## PROBLEM TO SOLVE
Copy the data below exactly.

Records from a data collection
########
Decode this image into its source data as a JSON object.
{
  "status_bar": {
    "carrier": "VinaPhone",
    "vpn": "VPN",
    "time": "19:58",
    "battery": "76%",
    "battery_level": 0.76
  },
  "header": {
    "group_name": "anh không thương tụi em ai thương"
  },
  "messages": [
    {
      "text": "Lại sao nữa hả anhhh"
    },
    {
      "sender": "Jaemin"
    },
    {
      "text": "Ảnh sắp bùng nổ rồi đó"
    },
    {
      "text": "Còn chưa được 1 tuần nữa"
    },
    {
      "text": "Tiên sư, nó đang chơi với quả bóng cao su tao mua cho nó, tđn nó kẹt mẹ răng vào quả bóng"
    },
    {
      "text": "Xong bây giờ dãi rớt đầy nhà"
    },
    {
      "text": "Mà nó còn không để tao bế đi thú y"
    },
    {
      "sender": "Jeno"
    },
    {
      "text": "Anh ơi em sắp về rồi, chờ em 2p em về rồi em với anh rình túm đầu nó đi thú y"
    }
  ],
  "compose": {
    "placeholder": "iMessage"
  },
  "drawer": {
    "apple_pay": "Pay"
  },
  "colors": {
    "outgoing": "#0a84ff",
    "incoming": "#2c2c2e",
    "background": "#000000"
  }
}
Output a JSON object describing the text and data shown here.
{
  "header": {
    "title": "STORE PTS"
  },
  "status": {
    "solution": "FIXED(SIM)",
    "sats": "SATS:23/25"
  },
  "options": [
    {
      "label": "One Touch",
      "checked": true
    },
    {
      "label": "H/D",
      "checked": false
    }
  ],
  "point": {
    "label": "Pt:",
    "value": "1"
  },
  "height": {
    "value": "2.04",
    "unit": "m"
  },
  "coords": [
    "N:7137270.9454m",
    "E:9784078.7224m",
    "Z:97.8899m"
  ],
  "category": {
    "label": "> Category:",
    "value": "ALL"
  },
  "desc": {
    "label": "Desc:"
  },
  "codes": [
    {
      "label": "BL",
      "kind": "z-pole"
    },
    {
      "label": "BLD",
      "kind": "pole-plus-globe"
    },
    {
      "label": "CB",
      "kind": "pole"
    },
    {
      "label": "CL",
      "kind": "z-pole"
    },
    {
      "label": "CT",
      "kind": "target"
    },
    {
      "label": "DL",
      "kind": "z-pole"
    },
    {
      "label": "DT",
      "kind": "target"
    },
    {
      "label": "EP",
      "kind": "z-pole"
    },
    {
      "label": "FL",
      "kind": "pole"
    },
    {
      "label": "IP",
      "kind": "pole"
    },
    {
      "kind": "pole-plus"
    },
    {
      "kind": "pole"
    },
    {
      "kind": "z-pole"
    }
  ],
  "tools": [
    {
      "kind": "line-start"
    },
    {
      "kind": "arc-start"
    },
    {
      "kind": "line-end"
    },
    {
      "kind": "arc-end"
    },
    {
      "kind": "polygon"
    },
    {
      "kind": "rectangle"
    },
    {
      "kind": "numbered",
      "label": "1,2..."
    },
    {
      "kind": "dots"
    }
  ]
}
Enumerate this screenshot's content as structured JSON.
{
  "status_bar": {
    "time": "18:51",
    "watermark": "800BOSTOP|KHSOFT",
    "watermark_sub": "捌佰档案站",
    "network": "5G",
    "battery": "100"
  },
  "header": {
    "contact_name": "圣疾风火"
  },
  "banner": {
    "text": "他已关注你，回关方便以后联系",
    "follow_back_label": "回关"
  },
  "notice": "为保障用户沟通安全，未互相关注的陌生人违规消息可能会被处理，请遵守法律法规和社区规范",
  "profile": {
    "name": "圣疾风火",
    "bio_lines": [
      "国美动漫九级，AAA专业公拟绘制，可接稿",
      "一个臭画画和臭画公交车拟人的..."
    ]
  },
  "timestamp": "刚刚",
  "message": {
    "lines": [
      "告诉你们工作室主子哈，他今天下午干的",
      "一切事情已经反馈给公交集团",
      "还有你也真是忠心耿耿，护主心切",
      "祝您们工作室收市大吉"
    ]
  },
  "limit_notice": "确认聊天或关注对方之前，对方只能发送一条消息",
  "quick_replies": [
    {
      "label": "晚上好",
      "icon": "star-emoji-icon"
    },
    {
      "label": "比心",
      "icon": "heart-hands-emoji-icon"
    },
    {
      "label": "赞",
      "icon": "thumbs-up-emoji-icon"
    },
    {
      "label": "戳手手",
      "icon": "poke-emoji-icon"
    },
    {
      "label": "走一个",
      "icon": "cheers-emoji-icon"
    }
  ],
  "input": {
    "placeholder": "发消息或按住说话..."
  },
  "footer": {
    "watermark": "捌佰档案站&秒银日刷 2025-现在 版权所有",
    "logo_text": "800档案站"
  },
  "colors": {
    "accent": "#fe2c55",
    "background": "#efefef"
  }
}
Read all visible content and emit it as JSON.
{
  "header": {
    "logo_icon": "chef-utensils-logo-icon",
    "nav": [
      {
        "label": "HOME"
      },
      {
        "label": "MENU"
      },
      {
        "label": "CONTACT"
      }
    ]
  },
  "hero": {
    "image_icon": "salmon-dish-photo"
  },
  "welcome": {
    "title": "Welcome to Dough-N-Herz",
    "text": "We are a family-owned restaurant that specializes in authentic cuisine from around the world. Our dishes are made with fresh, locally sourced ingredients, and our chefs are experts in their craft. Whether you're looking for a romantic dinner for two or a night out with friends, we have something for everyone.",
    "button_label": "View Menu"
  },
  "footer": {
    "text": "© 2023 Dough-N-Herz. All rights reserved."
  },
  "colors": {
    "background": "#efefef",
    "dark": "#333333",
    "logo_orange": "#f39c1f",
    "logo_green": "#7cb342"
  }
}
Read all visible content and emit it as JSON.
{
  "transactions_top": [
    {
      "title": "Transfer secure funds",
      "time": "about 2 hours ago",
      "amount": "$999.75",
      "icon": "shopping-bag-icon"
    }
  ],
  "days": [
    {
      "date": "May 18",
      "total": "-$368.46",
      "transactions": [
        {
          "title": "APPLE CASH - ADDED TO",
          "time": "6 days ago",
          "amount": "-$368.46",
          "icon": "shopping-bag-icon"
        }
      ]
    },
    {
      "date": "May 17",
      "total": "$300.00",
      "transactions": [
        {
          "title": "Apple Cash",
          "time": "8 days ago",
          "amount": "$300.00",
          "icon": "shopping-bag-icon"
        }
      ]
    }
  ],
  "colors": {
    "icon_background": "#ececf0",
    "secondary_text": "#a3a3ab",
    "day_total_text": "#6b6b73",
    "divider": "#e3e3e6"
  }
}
########
## THE OUTPUT
Decode this image into its source data as a JSON object.
{
  "status_bar": {
    "carrier": "VinaPhone",
    "vpn": "VPN",
    "time": "19:58",
    "battery": "76%",
    "battery_level": 0.76
  },
  "header": {
    "group_name": "anh không thương tụi em ai thương"
  },
  "messages": [
    {
      "text": "Lại sao nữa hả anhhh"
    },
    {
      "sender": "Jaemin"
    },
    {
      "text": "Ảnh sắp bùng nổ rồi đó"
    },
    {
      "text": "Còn chưa được 1 tuần nữa"
    },
    {
      "text": "Tiên sư, nó đang chơi với quả bóng cao su tao mua cho nó, tđn nó kẹt mẹ răng vào quả bóng"
    },
    {
      "text": "Xong bây giờ dãi rớt đầy nhà"
    },
    {
      "text": "Mà nó còn không để tao bế đi thú y"
    },
    {
      "sender": "Jeno"
    },
    {
      "text": "Anh ơi em sắp về rồi, chờ em 2p em về rồi em với anh rình túm đầu nó đi thú y"
    }
  ],
  "compose": {
    "placeholder": "iMessage"
  },
  "drawer": {
    "apple_pay": "Pay"
  },
  "colors": {
    "outgoing": "#0a84ff",
    "incoming": "#2c2c2e",
    "background": "#000000"
  }
}
Output a JSON object describing the text and data shown here.
{
  "header": {
    "title": "STORE PTS"
  },
  "status": {
    "solution": "FIXED(SIM)",
    "sats": "SATS:23/25"
  },
  "options": [
    {
      "label": "One Touch",
      "checked": true
    },
    {
      "label": "H/D",
      "checked": false
    }
  ],
  "point": {
    "label": "Pt:",
    "value": "1"
  },
  "height": {
    "value": "2.04",
    "unit": "m"
  },
  "coords": [
    "N:7137270.9454m",
    "E:9784078.7224m",
    "Z:97.8899m"
  ],
  "category": {
    "label": "> Category:",
    "value": "ALL"
  },
  "desc": {
    "label": "Desc:"
  },
  "codes": [
    {
      "label": "BL",
      "kind": "z-pole"
    },
    {
      "label": "BLD",
      "kind": "pole-plus-globe"
    },
    {
      "label": "CB",
      "kind": "pole"
    },
    {
      "label": "CL",
      "kind": "z-pole"
    },
    {
      "label": "CT",
      "kind": "target"
    },
    {
      "label": "DL",
      "kind": "z-pole"
    },
    {
      "label": "DT",
      "kind": "target"
    },
    {
      "label": "EP",
      "kind": "z-pole"
    },
    {
      "label": "FL",
      "kind": "pole"
    },
    {
      "label": "IP",
      "kind": "pole"
    },
    {
      "kind": "pole-plus"
    },
    {
      "kind": "pole"
    },
    {
      "kind": "z-pole"
    }
  ],
  "tools": [
    {
      "kind": "line-start"
    },
    {
      "kind": "arc-start"
    },
    {
      "kind": "line-end"
    },
    {
      "kind": "arc-end"
    },
    {
      "kind": "polygon"
    },
    {
      "kind": "rectangle"
    },
    {
      "kind": "numbered",
      "label": "1,2..."
    },
    {
      "kind": "dots"
    }
  ]
}
Enumerate this screenshot's content as structured JSON.
{
  "status_bar": {
    "time": "18:51",
    "watermark": "800BOSTOP|KHSOFT",
    "watermark_sub": "捌佰档案站",
    "network": "5G",
    "battery": "100"
  },
  "header": {
    "contact_name": "圣疾风火"
  },
  "banner": {
    "text": "他已关注你，回关方便以后联系",
    "follow_back_label": "回关"
  },
  "notice": "为保障用户沟通安全，未互相关注的陌生人违规消息可能会被处理，请遵守法律法规和社区规范",
  "profile": {
    "name": "圣疾风火",
    "bio_lines": [
      "国美动漫九级，AAA专业公拟绘制，可接稿",
      "一个臭画画和臭画公交车拟人的..."
    ]
  },
  "timestamp": "刚刚",
  "message": {
    "lines": [
      "告诉你们工作室主子哈，他今天下午干的",
      "一切事情已经反馈给公交集团",
      "还有你也真是忠心耿耿，护主心切",
      "祝您们工作室收市大吉"
    ]
  },
  "limit_notice": "确认聊天或关注对方之前，对方只能发送一条消息",
  "quick_replies": [
    {
      "label": "晚上好",
      "icon": "star-emoji-icon"
    },
    {
      "label": "比心",
      "icon": "heart-hands-emoji-icon"
    },
    {
      "label": "赞",
      "icon": "thumbs-up-emoji-icon"
    },
    {
      "label": "戳手手",
      "icon": "poke-emoji-icon"
    },
    {
      "label": "走一个",
      "icon": "cheers-emoji-icon"
    }
  ],
  "input": {
    "placeholder": "发消息或按住说话..."
  },
  "footer": {
    "watermark": "捌佰档案站&秒银日刷 2025-现在 版权所有",
    "logo_text": "800档案站"
  },
  "colors": {
    "accent": "#fe2c55",
    "background": "#efefef"
  }
}
Read all visible content and emit it as JSON.
{
  "header": {
    "logo_icon": "chef-utensils-logo-icon",
    "nav": [
      {
        "label": "HOME"
      },
      {
        "label": "MENU"
      },
      {
        "label": "CONTACT"
      }
    ]
  },
  "hero": {
    "image_icon": "salmon-dish-photo"
  },
  "welcome": {
    "title": "Welcome to Dough-N-Herz",
    "text": "We are a family-owned restaurant that specializes in authentic cuisine from around the world. Our dishes are made with fresh, locally sourced ingredients, and our chefs are experts in their craft. Whether you're looking for a romantic dinner for two or a night out with friends, we have something for everyone.",
    "button_label": "View Menu"
  },
  "footer": {
    "text": "© 2023 Dough-N-Herz. All rights reserved."
  },
  "colors": {
    "background": "#efefef",
    "dark": "#333333",
    "logo_orange": "#f39c1f",
    "logo_green": "#7cb342"
  }
}
Read all visible content and emit it as JSON.
{
  "transactions_top": [
    {
      "title": "Transfer secure funds",
      "time": "about 2 hours ago",
      "amount": "$999.75",
      "icon": "shopping-bag-icon"
    }
  ],
  "days": [
    {
      "date": "May 18",
      "total": "-$368.46",
      "transactions": [
        {
          "title": "APPLE CASH - ADDED TO",
          "time": "6 days ago",
          "amount": "-$368.46",
          "icon": "shopping-bag-icon"
        }
      ]
    },
    {
      "date": "May 17",
      "total": "$300.00",
      "transactions": [
        {
          "title": "Apple Cash",
          "time": "8 days ago",
          "amount": "$300.00",
          "icon": "shopping-bag-icon"
        }
      ]
    }
  ],
  "colors": {
    "icon_background": "#ececf0",
    "secondary_text": "#a3a3ab",
    "day_total_text": "#6b6b73",
    "divider": "#e3e3e6"
  }
}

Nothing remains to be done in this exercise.